[What this task involves] Copy each line with the word "Variation" in it.

[Material]
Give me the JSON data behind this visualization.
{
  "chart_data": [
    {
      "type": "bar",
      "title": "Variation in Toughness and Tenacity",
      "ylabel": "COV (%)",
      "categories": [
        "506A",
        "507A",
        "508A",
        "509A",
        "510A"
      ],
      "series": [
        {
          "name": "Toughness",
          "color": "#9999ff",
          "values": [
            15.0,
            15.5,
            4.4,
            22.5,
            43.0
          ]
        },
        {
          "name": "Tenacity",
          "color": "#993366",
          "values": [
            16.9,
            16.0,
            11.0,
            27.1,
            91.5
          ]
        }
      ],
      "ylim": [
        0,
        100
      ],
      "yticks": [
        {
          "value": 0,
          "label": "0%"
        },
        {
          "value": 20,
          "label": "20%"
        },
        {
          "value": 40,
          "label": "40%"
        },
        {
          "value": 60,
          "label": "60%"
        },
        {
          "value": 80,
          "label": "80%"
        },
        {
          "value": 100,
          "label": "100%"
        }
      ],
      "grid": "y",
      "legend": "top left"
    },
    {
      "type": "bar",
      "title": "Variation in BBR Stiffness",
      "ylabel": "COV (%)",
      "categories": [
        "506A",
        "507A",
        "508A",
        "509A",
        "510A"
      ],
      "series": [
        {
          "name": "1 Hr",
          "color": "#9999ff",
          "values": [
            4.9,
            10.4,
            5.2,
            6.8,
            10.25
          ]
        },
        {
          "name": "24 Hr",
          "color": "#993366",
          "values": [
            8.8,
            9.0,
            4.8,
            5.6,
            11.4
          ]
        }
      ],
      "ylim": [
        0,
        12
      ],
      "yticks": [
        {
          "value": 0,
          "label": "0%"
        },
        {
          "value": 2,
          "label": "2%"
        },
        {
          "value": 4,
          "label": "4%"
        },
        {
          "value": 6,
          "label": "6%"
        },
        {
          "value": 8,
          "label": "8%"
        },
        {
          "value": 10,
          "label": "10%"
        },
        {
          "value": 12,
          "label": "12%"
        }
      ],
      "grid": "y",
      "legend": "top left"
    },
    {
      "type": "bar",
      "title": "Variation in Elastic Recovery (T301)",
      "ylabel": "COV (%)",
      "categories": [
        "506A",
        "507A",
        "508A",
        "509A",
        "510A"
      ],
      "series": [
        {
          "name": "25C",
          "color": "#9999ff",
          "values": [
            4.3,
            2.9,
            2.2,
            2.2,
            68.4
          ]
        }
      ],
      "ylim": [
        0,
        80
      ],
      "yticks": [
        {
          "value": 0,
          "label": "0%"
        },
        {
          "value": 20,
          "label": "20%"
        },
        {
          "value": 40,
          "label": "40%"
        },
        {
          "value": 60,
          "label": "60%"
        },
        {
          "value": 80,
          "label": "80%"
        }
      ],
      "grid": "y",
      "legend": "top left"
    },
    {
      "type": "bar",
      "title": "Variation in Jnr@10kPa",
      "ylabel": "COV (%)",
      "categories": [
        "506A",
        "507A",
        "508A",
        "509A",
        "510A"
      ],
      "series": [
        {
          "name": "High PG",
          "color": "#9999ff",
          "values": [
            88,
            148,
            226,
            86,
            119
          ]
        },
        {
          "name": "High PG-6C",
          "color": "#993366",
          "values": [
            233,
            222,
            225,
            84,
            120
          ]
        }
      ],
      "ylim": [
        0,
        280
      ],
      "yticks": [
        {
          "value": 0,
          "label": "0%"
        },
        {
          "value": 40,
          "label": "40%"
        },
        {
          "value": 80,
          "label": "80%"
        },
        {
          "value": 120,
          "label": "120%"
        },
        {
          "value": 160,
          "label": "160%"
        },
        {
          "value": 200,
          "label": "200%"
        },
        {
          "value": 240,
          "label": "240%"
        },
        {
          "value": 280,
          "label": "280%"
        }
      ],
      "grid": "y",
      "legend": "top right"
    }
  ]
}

---

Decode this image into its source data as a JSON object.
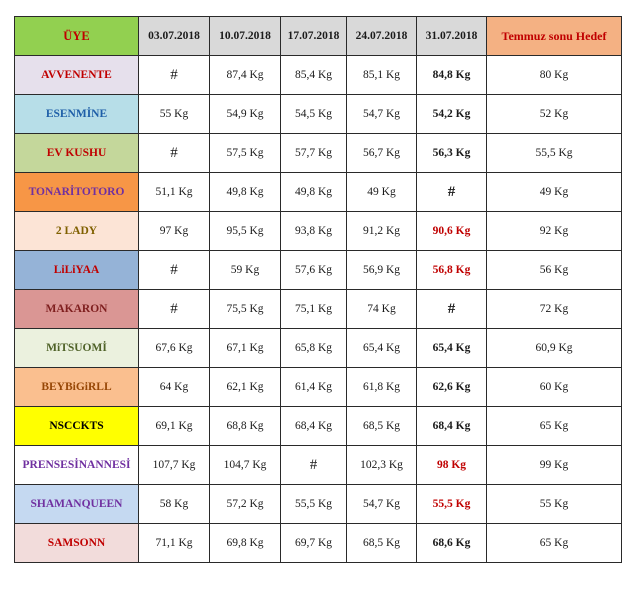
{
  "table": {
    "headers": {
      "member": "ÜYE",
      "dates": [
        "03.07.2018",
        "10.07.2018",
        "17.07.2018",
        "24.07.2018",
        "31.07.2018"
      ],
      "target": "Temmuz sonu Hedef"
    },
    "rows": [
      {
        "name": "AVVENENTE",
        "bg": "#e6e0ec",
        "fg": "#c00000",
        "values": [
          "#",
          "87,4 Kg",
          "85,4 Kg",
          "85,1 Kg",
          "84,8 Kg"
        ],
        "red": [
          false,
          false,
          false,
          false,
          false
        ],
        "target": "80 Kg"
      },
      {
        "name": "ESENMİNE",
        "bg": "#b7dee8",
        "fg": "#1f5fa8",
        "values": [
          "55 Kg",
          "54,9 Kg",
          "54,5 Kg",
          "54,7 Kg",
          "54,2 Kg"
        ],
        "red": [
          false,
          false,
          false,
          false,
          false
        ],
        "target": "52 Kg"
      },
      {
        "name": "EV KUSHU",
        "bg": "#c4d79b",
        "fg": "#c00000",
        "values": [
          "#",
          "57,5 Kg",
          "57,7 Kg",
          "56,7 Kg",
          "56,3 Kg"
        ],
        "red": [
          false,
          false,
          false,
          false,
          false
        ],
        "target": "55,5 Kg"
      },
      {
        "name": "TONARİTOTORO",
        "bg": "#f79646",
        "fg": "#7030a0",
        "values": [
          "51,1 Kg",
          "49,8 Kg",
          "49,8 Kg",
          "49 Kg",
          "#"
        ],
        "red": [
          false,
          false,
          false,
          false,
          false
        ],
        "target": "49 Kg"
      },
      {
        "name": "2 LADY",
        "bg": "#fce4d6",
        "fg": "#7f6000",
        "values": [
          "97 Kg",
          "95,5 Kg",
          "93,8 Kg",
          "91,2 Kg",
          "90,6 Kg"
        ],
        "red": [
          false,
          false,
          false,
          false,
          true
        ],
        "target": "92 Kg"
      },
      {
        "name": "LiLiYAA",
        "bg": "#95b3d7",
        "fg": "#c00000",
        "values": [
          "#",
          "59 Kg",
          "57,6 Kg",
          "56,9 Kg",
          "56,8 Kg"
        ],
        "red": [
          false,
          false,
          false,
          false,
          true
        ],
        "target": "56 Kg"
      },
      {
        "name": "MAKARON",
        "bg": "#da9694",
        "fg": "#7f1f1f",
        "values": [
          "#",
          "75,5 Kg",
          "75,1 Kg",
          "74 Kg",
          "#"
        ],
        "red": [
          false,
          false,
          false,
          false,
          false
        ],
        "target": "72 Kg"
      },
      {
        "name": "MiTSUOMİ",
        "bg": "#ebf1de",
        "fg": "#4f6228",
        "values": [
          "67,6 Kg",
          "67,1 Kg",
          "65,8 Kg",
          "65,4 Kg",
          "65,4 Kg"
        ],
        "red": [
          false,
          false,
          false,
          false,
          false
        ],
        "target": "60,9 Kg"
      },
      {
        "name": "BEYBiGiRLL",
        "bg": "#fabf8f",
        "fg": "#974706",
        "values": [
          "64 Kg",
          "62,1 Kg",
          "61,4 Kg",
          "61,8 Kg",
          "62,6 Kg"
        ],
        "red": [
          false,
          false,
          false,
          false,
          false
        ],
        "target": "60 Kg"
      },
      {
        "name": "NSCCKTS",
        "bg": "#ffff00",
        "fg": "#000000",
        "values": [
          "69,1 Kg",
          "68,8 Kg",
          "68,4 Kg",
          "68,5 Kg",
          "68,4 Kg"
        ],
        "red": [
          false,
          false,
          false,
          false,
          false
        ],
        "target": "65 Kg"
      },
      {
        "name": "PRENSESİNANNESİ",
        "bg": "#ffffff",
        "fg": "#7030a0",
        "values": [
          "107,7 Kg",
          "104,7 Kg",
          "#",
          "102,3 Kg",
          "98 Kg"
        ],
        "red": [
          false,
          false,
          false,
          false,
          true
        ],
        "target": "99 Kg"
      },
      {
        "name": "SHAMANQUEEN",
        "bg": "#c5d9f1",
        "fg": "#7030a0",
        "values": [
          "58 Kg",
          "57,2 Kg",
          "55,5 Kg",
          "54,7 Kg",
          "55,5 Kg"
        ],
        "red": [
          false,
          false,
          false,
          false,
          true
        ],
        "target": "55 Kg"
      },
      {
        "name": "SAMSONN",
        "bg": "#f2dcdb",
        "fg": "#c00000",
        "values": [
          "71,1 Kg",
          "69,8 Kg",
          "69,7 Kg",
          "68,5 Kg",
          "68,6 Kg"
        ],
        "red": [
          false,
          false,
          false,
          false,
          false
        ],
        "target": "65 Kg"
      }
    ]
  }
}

[Task solution]
      "title": "Variation in Toughness and Tenacity",
      "title": "Variation in BBR Stiffness",
      "title": "Variation in Elastic Recovery (T301)",
      "title": "Variation in Jnr@10kPa",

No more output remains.